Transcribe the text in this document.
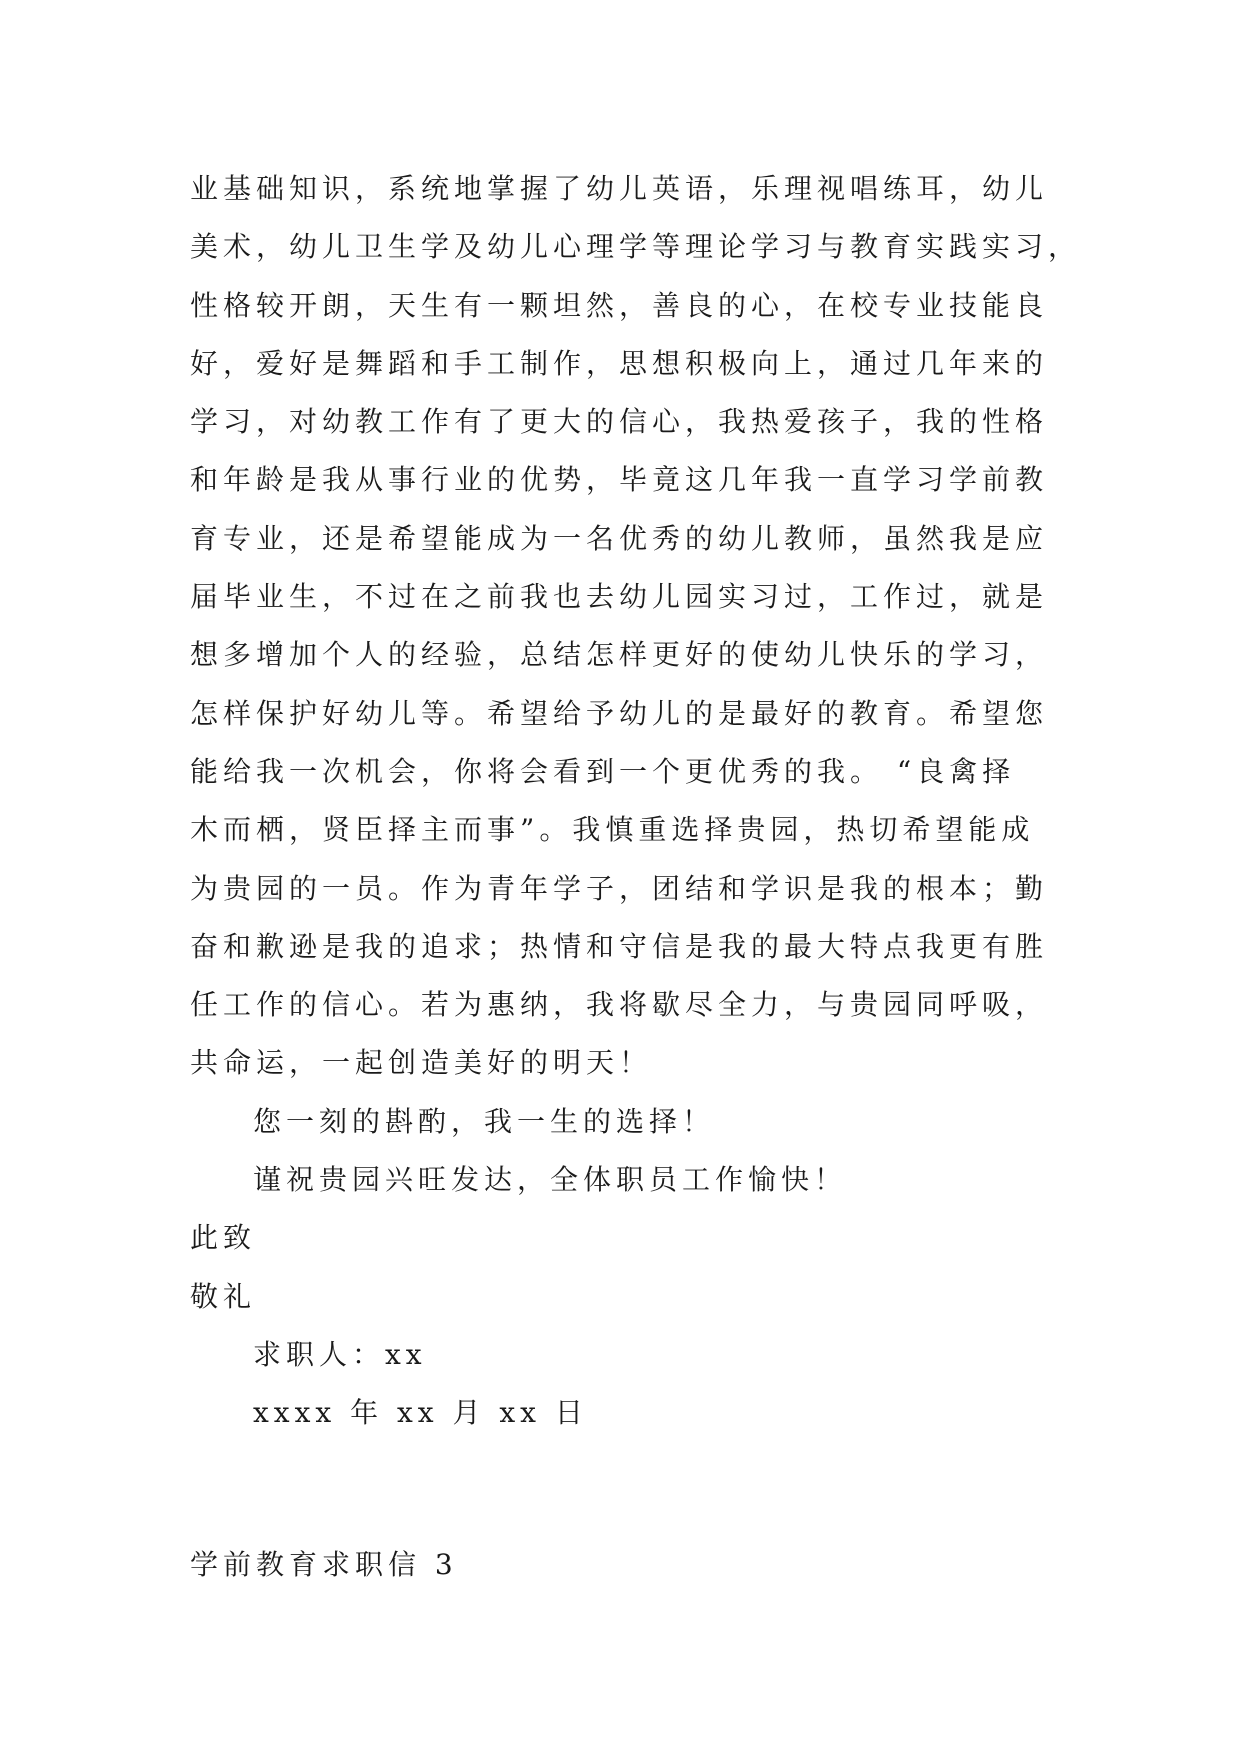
业基础知识，系统地掌握了幼儿英语，乐理视唱练耳，幼儿

美术，幼儿卫生学及幼儿心理学等理论学习与教育实践实习，

性格较开朗，天生有一颗坦然，善良的心，在校专业技能良

好，爱好是舞蹈和手工制作，思想积极向上，通过几年来的

学习，对幼教工作有了更大的信心，我热爱孩子，我的性格

和年龄是我从事行业的优势，毕竟这几年我一直学习学前教

育专业，还是希望能成为一名优秀的幼儿教师，虽然我是应

届毕业生，不过在之前我也去幼儿园实习过，工作过，就是

想多增加个人的经验，总结怎样更好的使幼儿快乐的学习，

怎样保护好幼儿等。希望给予幼儿的是最好的教育。希望您

能给我一次机会，你将会看到一个更优秀的我。 “良禽择

木而栖，贤臣择主而事”。我慎重选择贵园，热切希望能成

为贵园的一员。作为青年学子，团结和学识是我的根本；勤

奋和歉逊是我的追求；热情和守信是我的最大特点我更有胜

任工作的信心。若为惠纳，我将歇尽全力，与贵园同呼吸，

共命运，一起创造美好的明天！

您一刻的斟酌，我一生的选择！

谨祝贵园兴旺发达，全体职员工作愉快！

此致

敬礼

求职人：xx

xxxx 年 xx 月 xx 日

学前教育求职信 3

[Work instructions]
Every record above should be transcribed exactly; the pictures stay out of the copy.

[Result]
Transcribe the text in this document.
业基础知识，系统地掌握了幼儿英语，乐理视唱练耳，幼儿

美术，幼儿卫生学及幼儿心理学等理论学习与教育实践实习，

性格较开朗，天生有一颗坦然，善良的心，在校专业技能良

好，爱好是舞蹈和手工制作，思想积极向上，通过几年来的

学习，对幼教工作有了更大的信心，我热爱孩子，我的性格

和年龄是我从事行业的优势，毕竟这几年我一直学习学前教

育专业，还是希望能成为一名优秀的幼儿教师，虽然我是应

届毕业生，不过在之前我也去幼儿园实习过，工作过，就是

想多增加个人的经验，总结怎样更好的使幼儿快乐的学习，

怎样保护好幼儿等。希望给予幼儿的是最好的教育。希望您

能给我一次机会，你将会看到一个更优秀的我。 “良禽择

木而栖，贤臣择主而事”。我慎重选择贵园，热切希望能成

为贵园的一员。作为青年学子，团结和学识是我的根本；勤

奋和歉逊是我的追求；热情和守信是我的最大特点我更有胜

任工作的信心。若为惠纳，我将歇尽全力，与贵园同呼吸，

共命运，一起创造美好的明天！

您一刻的斟酌，我一生的选择！

谨祝贵园兴旺发达，全体职员工作愉快！

此致

敬礼

求职人：xx

xxxx 年 xx 月 xx 日

学前教育求职信 3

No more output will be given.